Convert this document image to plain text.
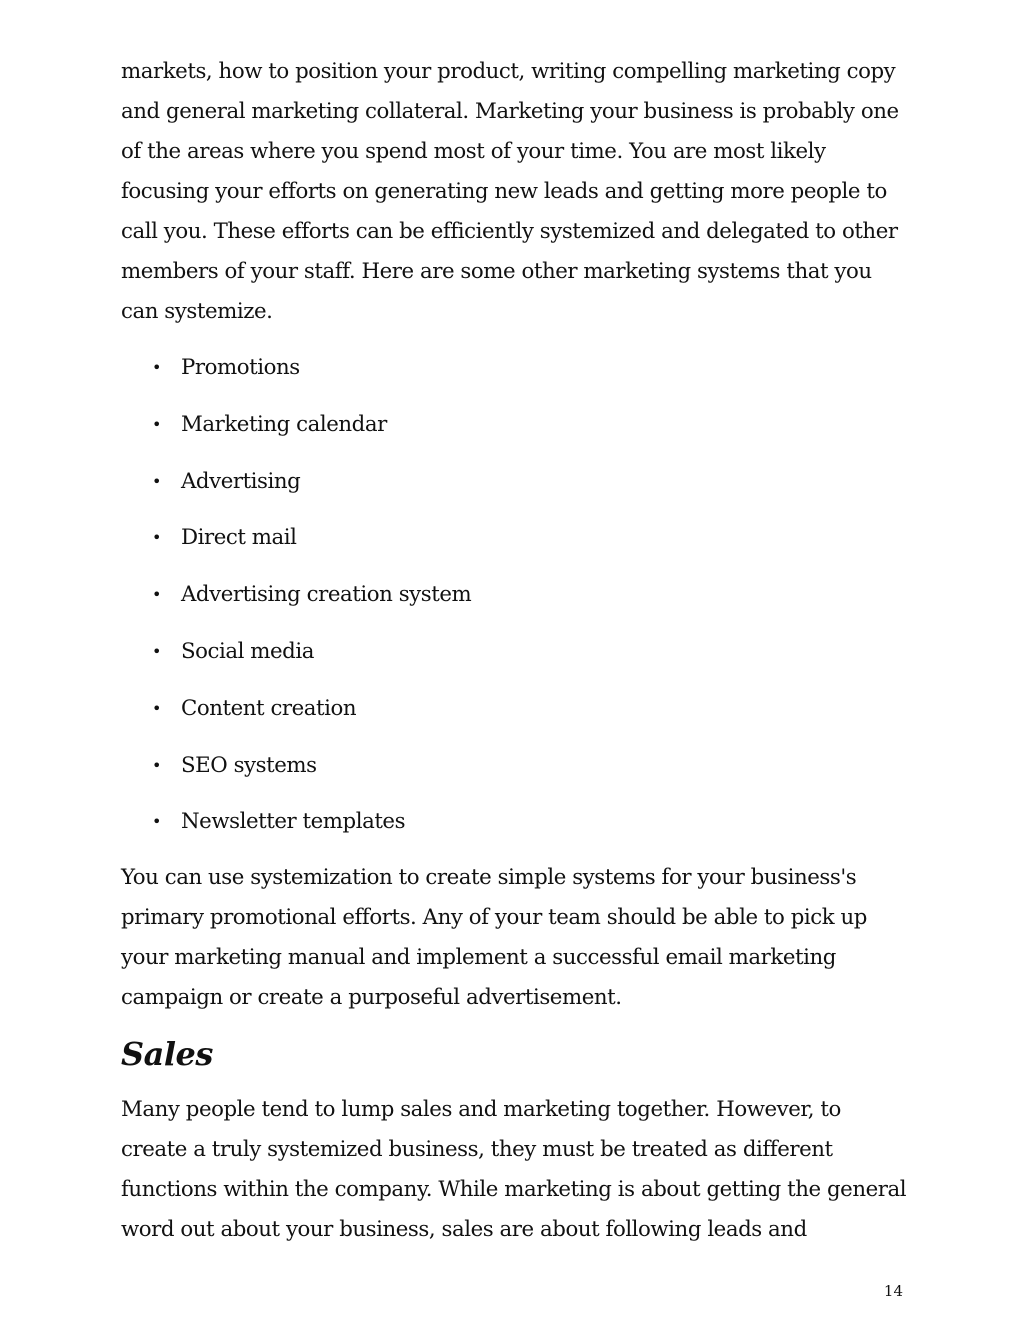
markets, how to position your product, writing compelling marketing copy and general marketing collateral. Marketing your business is probably one of the areas where you spend most of your time. You are most likely focusing your efforts on generating new leads and getting more people to call you. These efforts can be efficiently systemized and delegated to other members of your staff. Here are some other marketing systems that you can systemize.

• Promotions
• Marketing calendar
• Advertising
• Direct mail
• Advertising creation system
• Social media
• Content creation
• SEO systems
• Newsletter templates

You can use systemization to create simple systems for your business's primary promotional efforts. Any of your team should be able to pick up your marketing manual and implement a successful email marketing campaign or create a purposeful advertisement.

Sales

Many people tend to lump sales and marketing together. However, to create a truly systemized business, they must be treated as different functions within the company. While marketing is about getting the general word out about your business, sales are about following leads and

14
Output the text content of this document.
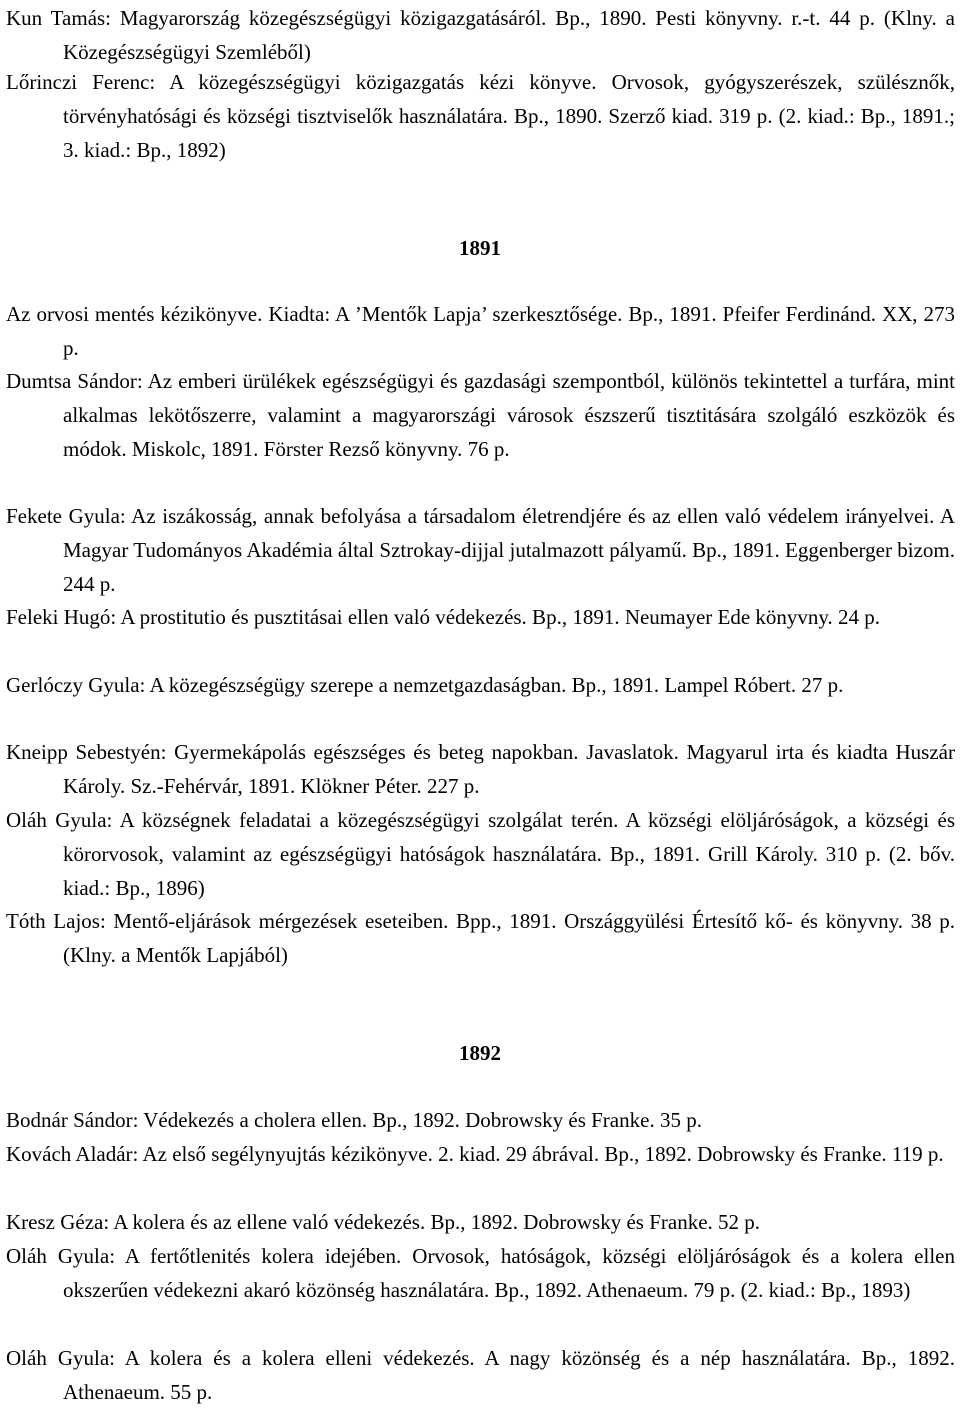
Kun Tamás: Magyarország közegészségügyi közigazgatásáról. Bp., 1890. Pesti könyvny. r.-t. 44 p. (Klny. a Közegészségügyi Szemléből)

Lőrinczi Ferenc: A közegészségügyi közigazgatás kézi könyve. Orvosok, gyógyszerészek, szülésznők, törvényhatósági és községi tisztviselők használatára. Bp., 1890. Szerző kiad. 319 p. (2. kiad.: Bp., 1891.; 3. kiad.: Bp., 1892)

1891

Az orvosi mentés kézikönyve. Kiadta: A ’Mentők Lapja’ szerkesztősége. Bp., 1891. Pfeifer Ferdinánd. XX, 273 p.

Dumtsa Sándor: Az emberi ürülékek egészségügyi és gazdasági szempontból, különös tekintettel a turfára, mint alkalmas lekötőszerre, valamint a magyarországi városok észszerű tisztitására szolgáló eszközök és módok. Miskolc, 1891. Förster Rezső könyvny. 76 p.

Fekete Gyula: Az iszákosság, annak befolyása a társadalom életrendjére és az ellen való védelem irányelvei. A Magyar Tudományos Akadémia által Sztrokay-dijjal jutalmazott pályamű. Bp., 1891. Eggenberger bizom. 244 p.

Feleki Hugó: A prostitutio és pusztitásai ellen való védekezés. Bp., 1891. Neumayer Ede könyvny. 24 p.

Gerlóczy Gyula: A közegészségügy szerepe a nemzetgazdaságban. Bp., 1891. Lampel Róbert. 27 p.

Kneipp Sebestyén: Gyermekápolás egészséges és beteg napokban. Javaslatok. Magyarul irta és kiadta Huszár Károly. Sz.-Fehérvár, 1891. Klökner Péter. 227 p.

Oláh Gyula: A községnek feladatai a közegészségügyi szolgálat terén. A községi elöljáróságok, a községi és körorvosok, valamint az egészségügyi hatóságok használatára. Bp., 1891. Grill Károly. 310 p. (2. bőv. kiad.: Bp., 1896)

Tóth Lajos: Mentő-eljárások mérgezések eseteiben. Bpp., 1891. Országgyülési Értesítő kő- és könyvny. 38 p. (Klny. a Mentők Lapjából)

1892

Bodnár Sándor: Védekezés a cholera ellen. Bp., 1892. Dobrowsky és Franke. 35 p.

Kovách Aladár: Az első segélynyujtás kézikönyve. 2. kiad. 29 ábrával. Bp., 1892. Dobrowsky és Franke. 119 p.

Kresz Géza: A kolera és az ellene való védekezés. Bp., 1892. Dobrowsky és Franke. 52 p.

Oláh Gyula: A fertőtlenités kolera idejében. Orvosok, hatóságok, községi elöljáróságok és a kolera ellen okszerűen védekezni akaró közönség használatára. Bp., 1892. Athenaeum. 79 p. (2. kiad.: Bp., 1893)

Oláh Gyula: A kolera és a kolera elleni védekezés. A nagy közönség és a nép használatára. Bp., 1892. Athenaeum. 55 p.
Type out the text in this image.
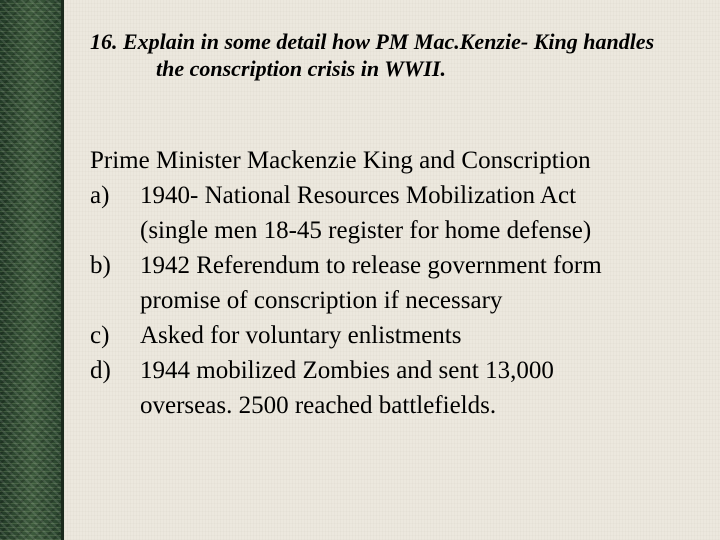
16. Explain in some detail how PM Mac.Kenzie- King handles
the conscription crisis in WWII.
Prime Minister Mackenzie King and Conscription
a)	1940- National Resources Mobilization Act
(single men 18-45 register for home defense)
b)	1942 Referendum to release government form
promise of conscription if necessary
c)	Asked for voluntary enlistments
d)	1944 mobilized Zombies and sent 13,000
overseas. 2500 reached battlefields.
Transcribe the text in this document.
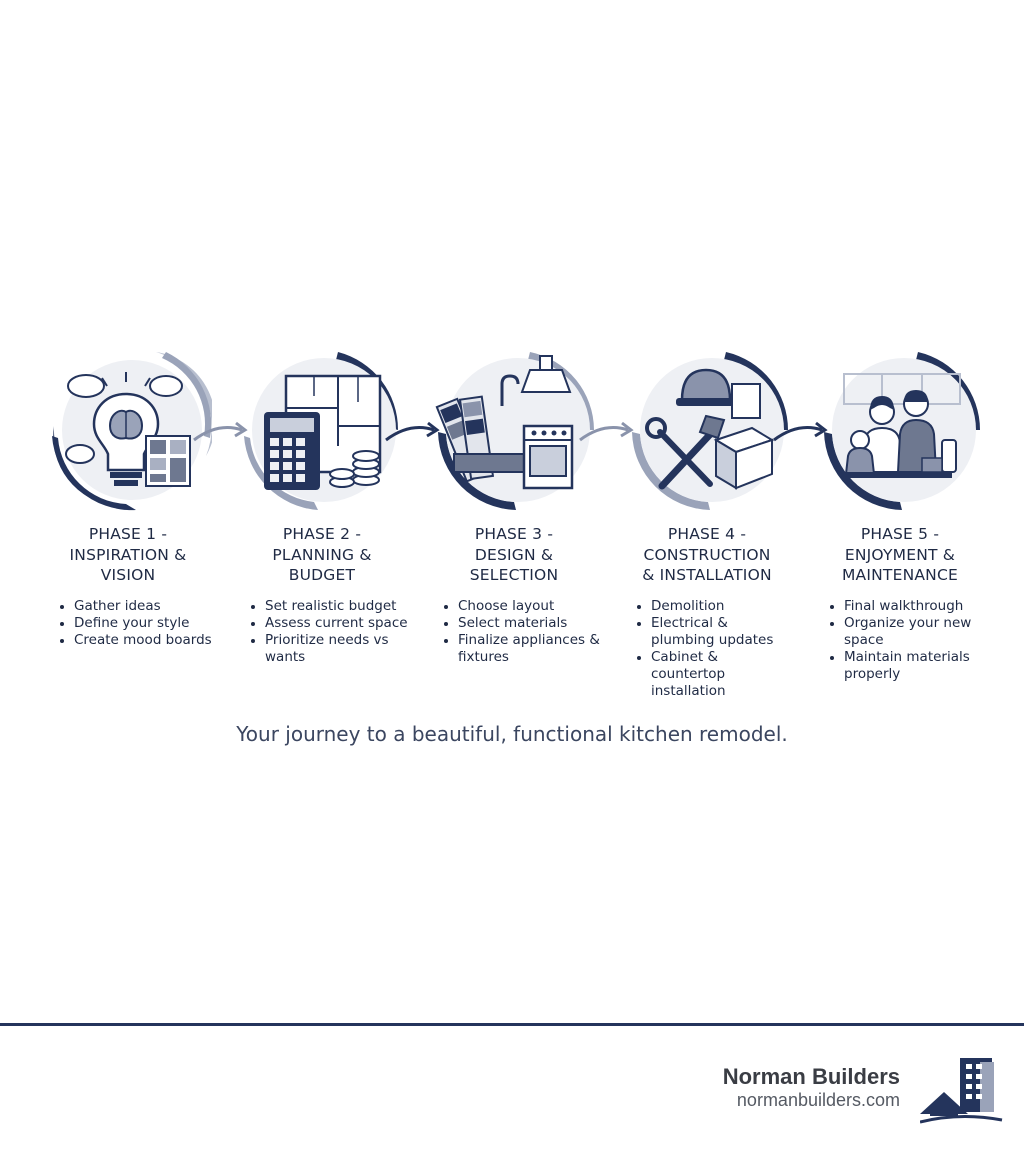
PHASE 1 -
INSPIRATION &
VISION
PHASE 2 -
PLANNING &
BUDGET
PHASE 3 -
DESIGN &
SELECTION
PHASE 4 -
CONSTRUCTION
& INSTALLATION
PHASE 5 -
ENJOYMENT &
MAINTENANCE
Gather ideas
Define your style
Create mood boards
Set realistic budget
Assess current space
Prioritize needs vs wants
Choose layout
Select materials
Finalize appliances & fixtures
Demolition
Electrical & plumbing updates
Cabinet & countertop installation
Final walkthrough
Organize your new space
Maintain materials properly
Your journey to a beautiful, functional kitchen remodel.
Norman Builders
normanbuilders.com
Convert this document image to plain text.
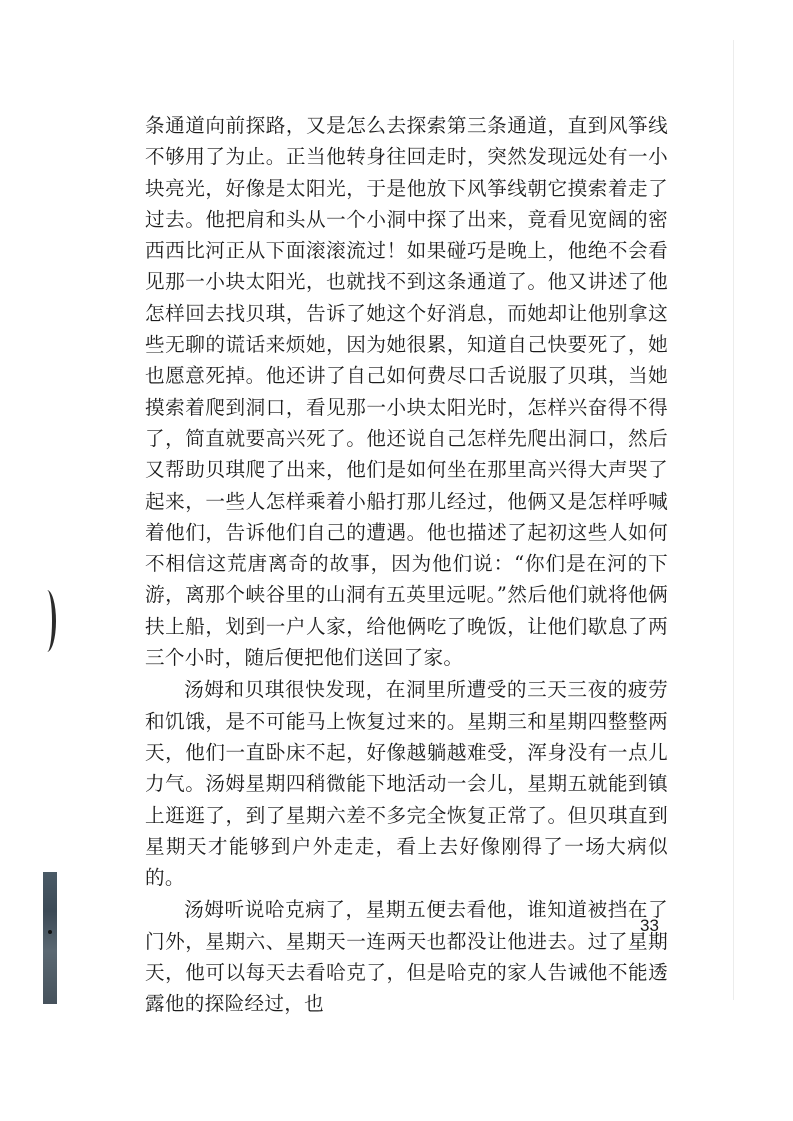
条通道向前探路，又是怎么去探索第三条通道，直到风筝线不够用了为止。正当他转身往回走时，突然发现远处有一小块亮光，好像是太阳光，于是他放下风筝线朝它摸索着走了过去。他把肩和头从一个小洞中探了出来，竟看见宽阔的密西西比河正从下面滚滚流过！如果碰巧是晚上，他绝不会看见那一小块太阳光，也就找不到这条通道了。他又讲述了他怎样回去找贝琪，告诉了她这个好消息，而她却让他别拿这些无聊的谎话来烦她，因为她很累，知道自己快要死了，她也愿意死掉。他还讲了自己如何费尽口舌说服了贝琪，当她摸索着爬到洞口，看见那一小块太阳光时，怎样兴奋得不得了，简直就要高兴死了。他还说自己怎样先爬出洞口，然后又帮助贝琪爬了出来，他们是如何坐在那里高兴得大声哭了起来，一些人怎样乘着小船打那儿经过，他俩又是怎样呼喊着他们，告诉他们自己的遭遇。他也描述了起初这些人如何不相信这荒唐离奇的故事，因为他们说：“你们是在河的下游，离那个峡谷里的山洞有五英里远呢。”然后他们就将他俩扶上船，划到一户人家，给他俩吃了晚饭，让他们歇息了两三个小时，随后便把他们送回了家。

汤姆和贝琪很快发现，在洞里所遭受的三天三夜的疲劳和饥饿，是不可能马上恢复过来的。星期三和星期四整整两天，他们一直卧床不起，好像越躺越难受，浑身没有一点儿力气。汤姆星期四稍微能下地活动一会儿，星期五就能到镇上逛逛了，到了星期六差不多完全恢复正常了。但贝琪直到星期天才能够到户外走走，看上去好像刚得了一场大病似的。

汤姆听说哈克病了，星期五便去看他，谁知道被挡在了门外，星期六、星期天一连两天也都没让他进去。过了星期天，他可以每天去看哈克了，但是哈克的家人告诫他不能透露他的探险经过，也

33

• **Short task**
Begin with the line that contains "Type out the text in this image." and repeat every line through the end of the data, exactly and only those lines, leaving out the pictures.

• **Answer**
Type out the text in this image.
16. Explain in some detail how PM Mac.Kenzie- King handles
the conscription crisis in WWII.
Prime Minister Mackenzie King and Conscription
a)	1940- National Resources Mobilization Act
(single men 18-45 register for home defense)
b)	1942 Referendum to release government form
promise of conscription if necessary
c)	Asked for voluntary enlistments
d)	1944 mobilized Zombies and sent 13,000
overseas. 2500 reached battlefields.
Transcribe the text in this document.
PHASE 1 -
INSPIRATION &
VISION
PHASE 2 -
PLANNING &
BUDGET
PHASE 3 -
DESIGN &
SELECTION
PHASE 4 -
CONSTRUCTION
& INSTALLATION
PHASE 5 -
ENJOYMENT &
MAINTENANCE
Gather ideas
Define your style
Create mood boards
Set realistic budget
Assess current space
Prioritize needs vs wants
Choose layout
Select materials
Finalize appliances & fixtures
Demolition
Electrical & plumbing updates
Cabinet & countertop installation
Final walkthrough
Organize your new space
Maintain materials properly
Your journey to a beautiful, functional kitchen remodel.
Norman Builders
normanbuilders.com
Convert this document image to plain text.
条通道向前探路，又是怎么去探索第三条通道，直到风筝线不够用了为止。正当他转身往回走时，突然发现远处有一小块亮光，好像是太阳光，于是他放下风筝线朝它摸索着走了过去。他把肩和头从一个小洞中探了出来，竟看见宽阔的密西西比河正从下面滚滚流过！如果碰巧是晚上，他绝不会看见那一小块太阳光，也就找不到这条通道了。他又讲述了他怎样回去找贝琪，告诉了她这个好消息，而她却让他别拿这些无聊的谎话来烦她，因为她很累，知道自己快要死了，她也愿意死掉。他还讲了自己如何费尽口舌说服了贝琪，当她摸索着爬到洞口，看见那一小块太阳光时，怎样兴奋得不得了，简直就要高兴死了。他还说自己怎样先爬出洞口，然后又帮助贝琪爬了出来，他们是如何坐在那里高兴得大声哭了起来，一些人怎样乘着小船打那儿经过，他俩又是怎样呼喊着他们，告诉他们自己的遭遇。他也描述了起初这些人如何不相信这荒唐离奇的故事，因为他们说：“你们是在河的下游，离那个峡谷里的山洞有五英里远呢。”然后他们就将他俩扶上船，划到一户人家，给他俩吃了晚饭，让他们歇息了两三个小时，随后便把他们送回了家。

汤姆和贝琪很快发现，在洞里所遭受的三天三夜的疲劳和饥饿，是不可能马上恢复过来的。星期三和星期四整整两天，他们一直卧床不起，好像越躺越难受，浑身没有一点儿力气。汤姆星期四稍微能下地活动一会儿，星期五就能到镇上逛逛了，到了星期六差不多完全恢复正常了。但贝琪直到星期天才能够到户外走走，看上去好像刚得了一场大病似的。

汤姆听说哈克病了，星期五便去看他，谁知道被挡在了门外，星期六、星期天一连两天也都没让他进去。过了星期天，他可以每天去看哈克了，但是哈克的家人告诫他不能透露他的探险经过，也

33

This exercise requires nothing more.